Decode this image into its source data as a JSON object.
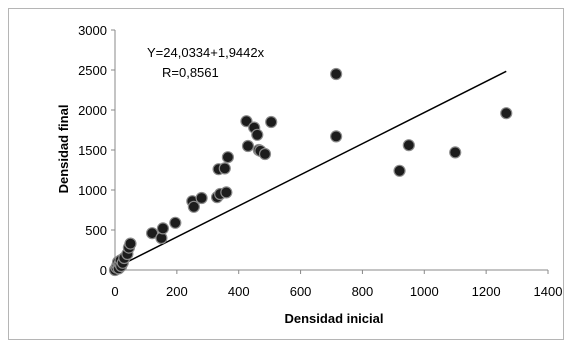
{
  "chart_data": {
    "type": "scatter",
    "xlabel": "Densidad inicial",
    "ylabel": "Densidad final",
    "xlim": [
      0,
      1400
    ],
    "ylim": [
      0,
      3000
    ],
    "x_ticks": [
      "0",
      "200",
      "400",
      "600",
      "800",
      "1000",
      "1200",
      "1400"
    ],
    "y_ticks": [
      "0",
      "500",
      "1000",
      "1500",
      "2000",
      "2500",
      "3000"
    ],
    "grid": false,
    "annotations": {
      "equation": "Y=24,0334+1,9442x",
      "r": "R=0,8561"
    },
    "trendline": {
      "intercept": 24.0334,
      "slope": 1.9442,
      "x_range": [
        0,
        1265
      ]
    },
    "series": [
      {
        "x": [
          0,
          5,
          8,
          10,
          12,
          15,
          18,
          20,
          25,
          30,
          40,
          45,
          50,
          120,
          150,
          155,
          195,
          250,
          255,
          280,
          330,
          335,
          340,
          355,
          360,
          365,
          425,
          430,
          450,
          460,
          465,
          470,
          485,
          505,
          715,
          715,
          920,
          950,
          1100,
          1265
        ],
        "y": [
          0,
          30,
          60,
          100,
          20,
          80,
          120,
          50,
          90,
          150,
          200,
          280,
          330,
          460,
          400,
          520,
          590,
          860,
          790,
          900,
          910,
          1260,
          950,
          1270,
          970,
          1410,
          1860,
          1550,
          1780,
          1690,
          1500,
          1490,
          1450,
          1850,
          2450,
          1670,
          1240,
          1560,
          1470,
          1960
        ]
      }
    ]
  }
}
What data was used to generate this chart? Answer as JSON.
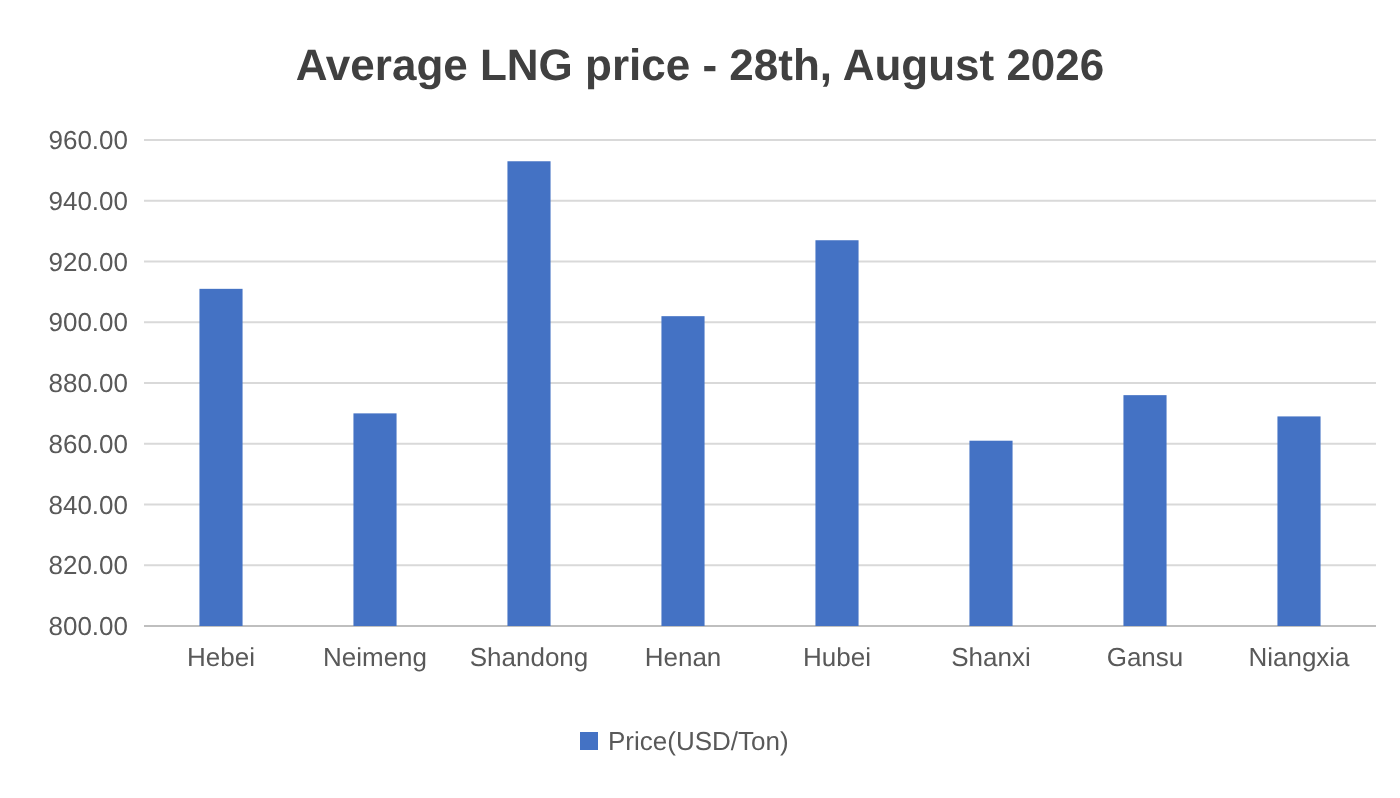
{
  "chart_data": {
    "type": "bar",
    "title": "Average LNG price - 28th, August 2026",
    "categories": [
      "Hebei",
      "Neimeng",
      "Shandong",
      "Henan",
      "Hubei",
      "Shanxi",
      "Gansu",
      "Niangxia"
    ],
    "series": [
      {
        "name": "Price(USD/Ton)",
        "color": "#4472c4",
        "values": [
          911,
          870,
          953,
          902,
          927,
          861,
          876,
          869
        ]
      }
    ],
    "ylim": [
      800,
      960
    ],
    "yticks": [
      {
        "value": 800,
        "label": "800.00"
      },
      {
        "value": 820,
        "label": "820.00"
      },
      {
        "value": 840,
        "label": "840.00"
      },
      {
        "value": 860,
        "label": "860.00"
      },
      {
        "value": 880,
        "label": "880.00"
      },
      {
        "value": 900,
        "label": "900.00"
      },
      {
        "value": 920,
        "label": "920.00"
      },
      {
        "value": 940,
        "label": "940.00"
      },
      {
        "value": 960,
        "label": "960.00"
      }
    ],
    "grid": "y",
    "legend": "bottom"
  }
}
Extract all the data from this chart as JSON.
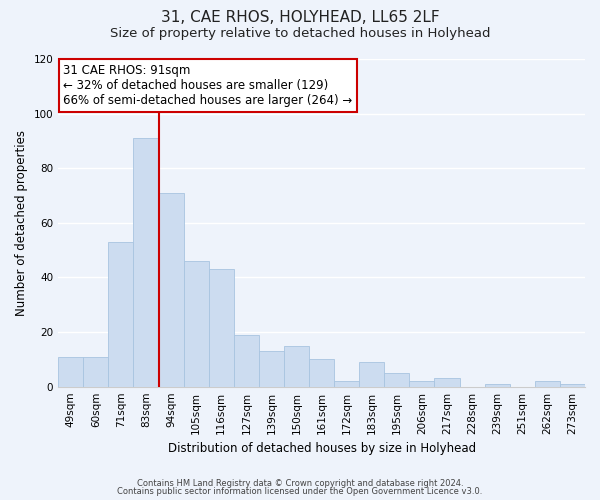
{
  "title": "31, CAE RHOS, HOLYHEAD, LL65 2LF",
  "subtitle": "Size of property relative to detached houses in Holyhead",
  "xlabel": "Distribution of detached houses by size in Holyhead",
  "ylabel": "Number of detached properties",
  "bar_labels": [
    "49sqm",
    "60sqm",
    "71sqm",
    "83sqm",
    "94sqm",
    "105sqm",
    "116sqm",
    "127sqm",
    "139sqm",
    "150sqm",
    "161sqm",
    "172sqm",
    "183sqm",
    "195sqm",
    "206sqm",
    "217sqm",
    "228sqm",
    "239sqm",
    "251sqm",
    "262sqm",
    "273sqm"
  ],
  "bar_values": [
    11,
    11,
    53,
    91,
    71,
    46,
    43,
    19,
    13,
    15,
    10,
    2,
    9,
    5,
    2,
    3,
    0,
    1,
    0,
    2,
    1
  ],
  "bar_color": "#ccdcf0",
  "bar_edge_color": "#a8c4e0",
  "vline_after_index": 3,
  "highlight_line_color": "#cc0000",
  "annotation_line1": "31 CAE RHOS: 91sqm",
  "annotation_line2": "← 32% of detached houses are smaller (129)",
  "annotation_line3": "66% of semi-detached houses are larger (264) →",
  "annotation_box_color": "white",
  "annotation_box_edge_color": "#cc0000",
  "ylim": [
    0,
    120
  ],
  "yticks": [
    0,
    20,
    40,
    60,
    80,
    100,
    120
  ],
  "footnote1": "Contains HM Land Registry data © Crown copyright and database right 2024.",
  "footnote2": "Contains public sector information licensed under the Open Government Licence v3.0.",
  "bg_color": "#eef3fb",
  "plot_bg_color": "#eef3fb",
  "grid_color": "#ffffff",
  "title_fontsize": 11,
  "subtitle_fontsize": 9.5,
  "axis_label_fontsize": 8.5,
  "tick_fontsize": 7.5,
  "annotation_fontsize": 8.5,
  "footnote_fontsize": 6.0
}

-.-.-

* WHAT TO PRODUCE:
Examine the data above and state how many of its lines contain the word "this", with no further remarks.

* COMPLETED TASK:
3